(Fragmento del documento)
====

Opinión

Mamá, yo quiero un perro

Hace años, poca gente de ciudad tenía perro. Hoy muchísimos tienen uno o varios. Tener perro es una necesidad superflua y un gasto innecesario, algo típico de sociedades opulentas, consumistas, gregarias, en las que necesitamos tener lo que otros tienen, hacer lo que otros hacen. El perro es el juguete de moda que se nos ofrece-impone y que nos lleva a vivir un sucedáneo de vida. 

En el pasado se tenían perros para cuidar el ganado, para cazar, por necesidad. Hoy el perro es animal de compañía. Si nuestros padres o abuelos no necesitaron perros para sentirse acompañados y nosotros sí, es que nuestra vida es más solitaria, más pobre en relaciones humanas, porque la compañía o el “amor” de un animal es un sustituto pobre, un sucedáneo de la verdadera compañía o del verdadero  amor, el de una persona. La perromoda es otro síntoma del autoengaño generalizado en el que vivimos. 

Tener  perro ayuda a sentir menos la soledad, el aburrimiento, el vacío; a tener algo que hacer, una “obligación”, algo por lo que vivir; una justificación para salir de casa. Nos permite juntarnos con otros dueños para hablar de perros (“pues el mío es de bueno...”) como los padres hablan de sus hijos en la parada del autobús escolar ... Gracias al perro, la vida adquiere una apariencia de sentido.  

Los niños tienen ositos y muñecos a los que humanizan  jugando con ellos a papás y a mamás, hablándoles, abrazándolos. Los perros son los sustitutos de esos ositos y muñecos en los adultos infantilizados. Jugamos con ellos también a papás y a mamás, los humanizamos, les hablamos, les reñimos etc. En parte también nos rebajamos a su nivel, nos aperreamos. Otra vez un sucedáneo de la verdadera conversación y del verdadero trato entre iguales, un autoengaño.

====

(Datos proporcionados)

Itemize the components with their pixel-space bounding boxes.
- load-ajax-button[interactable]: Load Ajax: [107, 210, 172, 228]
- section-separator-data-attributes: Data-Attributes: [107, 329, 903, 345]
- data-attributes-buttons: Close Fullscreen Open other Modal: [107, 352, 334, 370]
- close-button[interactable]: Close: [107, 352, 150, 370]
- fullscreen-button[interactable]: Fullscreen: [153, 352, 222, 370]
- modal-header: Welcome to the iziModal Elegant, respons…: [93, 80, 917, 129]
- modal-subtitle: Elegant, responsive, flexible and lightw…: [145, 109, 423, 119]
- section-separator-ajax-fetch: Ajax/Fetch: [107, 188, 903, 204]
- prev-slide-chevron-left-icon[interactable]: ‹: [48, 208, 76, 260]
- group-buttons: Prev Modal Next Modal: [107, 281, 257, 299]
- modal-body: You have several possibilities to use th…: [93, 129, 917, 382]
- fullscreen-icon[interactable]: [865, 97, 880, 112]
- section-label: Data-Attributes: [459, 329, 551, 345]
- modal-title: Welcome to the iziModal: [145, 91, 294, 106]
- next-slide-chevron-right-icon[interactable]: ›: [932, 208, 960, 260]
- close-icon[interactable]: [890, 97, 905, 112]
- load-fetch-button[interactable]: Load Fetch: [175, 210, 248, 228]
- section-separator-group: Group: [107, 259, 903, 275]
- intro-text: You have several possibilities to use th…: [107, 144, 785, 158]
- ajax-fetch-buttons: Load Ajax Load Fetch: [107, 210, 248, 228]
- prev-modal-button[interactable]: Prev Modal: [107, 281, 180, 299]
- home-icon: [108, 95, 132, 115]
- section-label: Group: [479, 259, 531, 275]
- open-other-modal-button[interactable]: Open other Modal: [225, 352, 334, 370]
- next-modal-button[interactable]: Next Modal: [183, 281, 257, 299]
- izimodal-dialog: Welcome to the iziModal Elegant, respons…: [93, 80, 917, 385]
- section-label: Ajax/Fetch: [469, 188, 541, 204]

====

(Tarea asignada 1)
Enumera todos los adjetivos con los que el artículo sobre los perros califica a las sociedades en las que tener perro resulta típico.
(Tarea asignada 2)
Continúa el artículo sobre los perros a partir de su último párrafo.
Los ítems proceden de una fuente distinta a la del artículo.

(Resultado del ejercicio 1)
opulentas, consumistas, gregarias

(Resultado del ejercicio 2)
Un perro  se parece algo a un niño de uno o dos años: acompaña, reconoce, muestra cariño, entiende algo de lo que le decimos aunque no hable, obedece  etc. Nos posibilita  jugar a papás y a mamás con él, vivir un sucedáneo de paternidad. Cuando el niño es pequeño, los padres dicen a veces “me gustaría que no creciera”. Algo así es el perro, un sustituto de hijo que permanece siempre en ese nivel de entre los uno y dos años, sin crecer, ni hacerse independiente ni criticarnos, sin rechazarnos ni abandonarnos; siempre necesitado de nuestro cuidado y afecto, siempre  dependiente de nosotros, sus seudopadres. Nuestro egocentrismo parece así satisfecho. Su dependencia, obediencia y sumisión totales nos permiten sentirnos obedecidos, necesarios, adorados, seudodioses. 

Humanizamos también a las mascotas cuando les otorgamos derechos. Al mismo  tiempo deshumanizamos a los niños humanos en proceso de formación cuando convertimos en un derecho el matarlos en el seno materno. Y así como los niños se ocupan solo de lo que tienen delante, de lo que ven y oyen, e ignoran lo que no ven, del mismo modo la sociedad infantilizada no se ocupa del holocausto del aborto porque se le oculta para que no piense en él.  

Datos publicados dicen que en España hay 9,3 millones de perros, y niños menores de 15 años 6,7 millones. Tener muchos perrros y pocos hijos es propio de una sociedad desnortada, decadente, sin futuro por deméritos propios. Como los niños, vivimos en el presente, en lo inmediato, sin preocuparnos  por el futuro, en una pandemia de infantilismo, de inconsciencia, de inmediatismo que nos lleva hacia un envejecimiento social insostenible, hacia un suicidio social eutanásico. Ya se sabe que los dioses ciegan a los que quieren perder. Por cierto, Sánchez y Feijóo tienen perro. No hay esperanza.